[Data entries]
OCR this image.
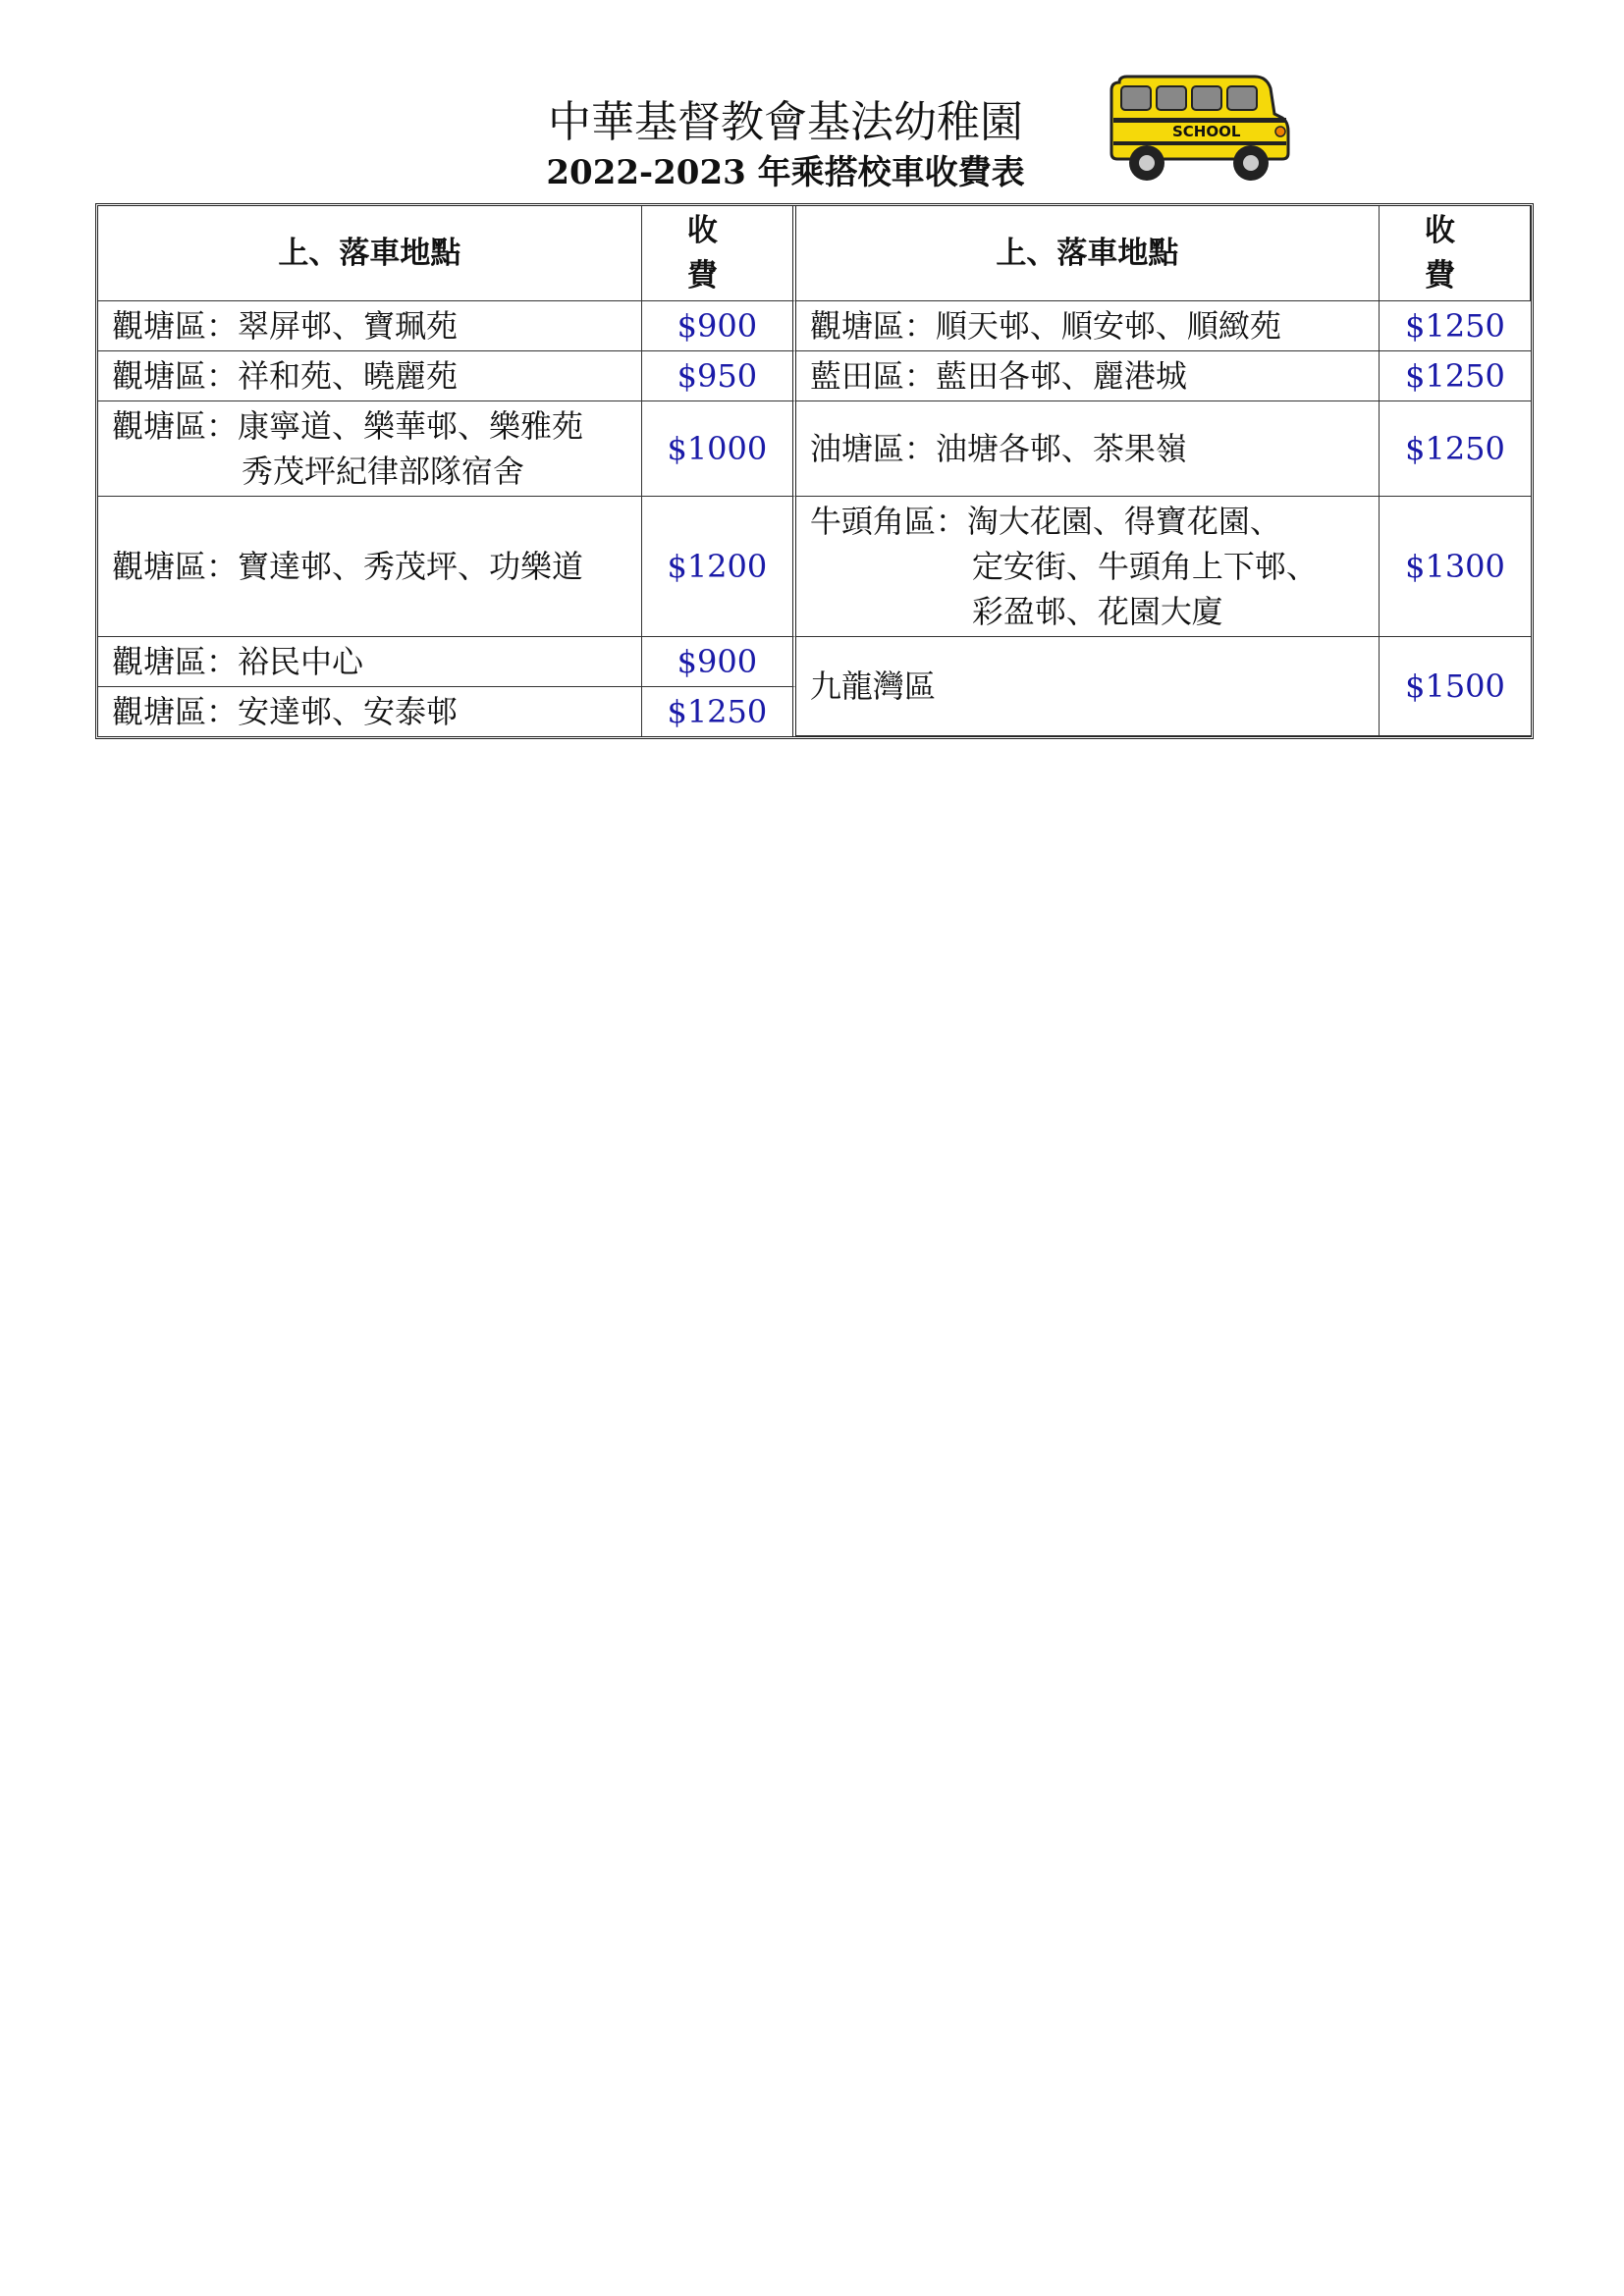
中華基督教會基法幼稚園
2022-2023 年乘搭校車收費表
SCHOOL
上、落車地點	收 費	上、落車地點	收 費
觀塘區：翠屏邨、寶珮苑	$900	觀塘區：順天邨、順安邨、順緻苑	$1250
觀塘區：祥和苑、曉麗苑	$950	藍田區：藍田各邨、麗港城	$1250

觀塘區：康寧道、樂華邨、樂雅苑
秀茂坪紀律部隊宿舍	$1000	油塘區：油塘各邨、茶果嶺	$1250
觀塘區：寶達邨、秀茂坪、功樂道	$1200	牛頭角區：淘大花園、得寶花園、
定安街、牛頭角上下邨、
彩盈邨、花園大廈	$1300
觀塘區：裕民中心	$900	九龍灣區	$1500
觀塘區：安達邨、安泰邨	$1250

▶ Work to do: Repeat every record precisely. Any picture among them stays out of the copy.

▶ Result of this exercise:
OCR this image.
中華基督教會基法幼稚園
2022-2023 年乘搭校車收費表
SCHOOL
上、落車地點	收 費	上、落車地點	收 費
觀塘區：翠屏邨、寶珮苑	$900	觀塘區：順天邨、順安邨、順緻苑	$1250
觀塘區：祥和苑、曉麗苑	$950	藍田區：藍田各邨、麗港城	$1250

觀塘區：康寧道、樂華邨、樂雅苑
秀茂坪紀律部隊宿舍	$1000	油塘區：油塘各邨、茶果嶺	$1250
觀塘區：寶達邨、秀茂坪、功樂道	$1200	牛頭角區：淘大花園、得寶花園、
定安街、牛頭角上下邨、
彩盈邨、花園大廈	$1300
觀塘區：裕民中心	$900	九龍灣區	$1500
觀塘區：安達邨、安泰邨	$1250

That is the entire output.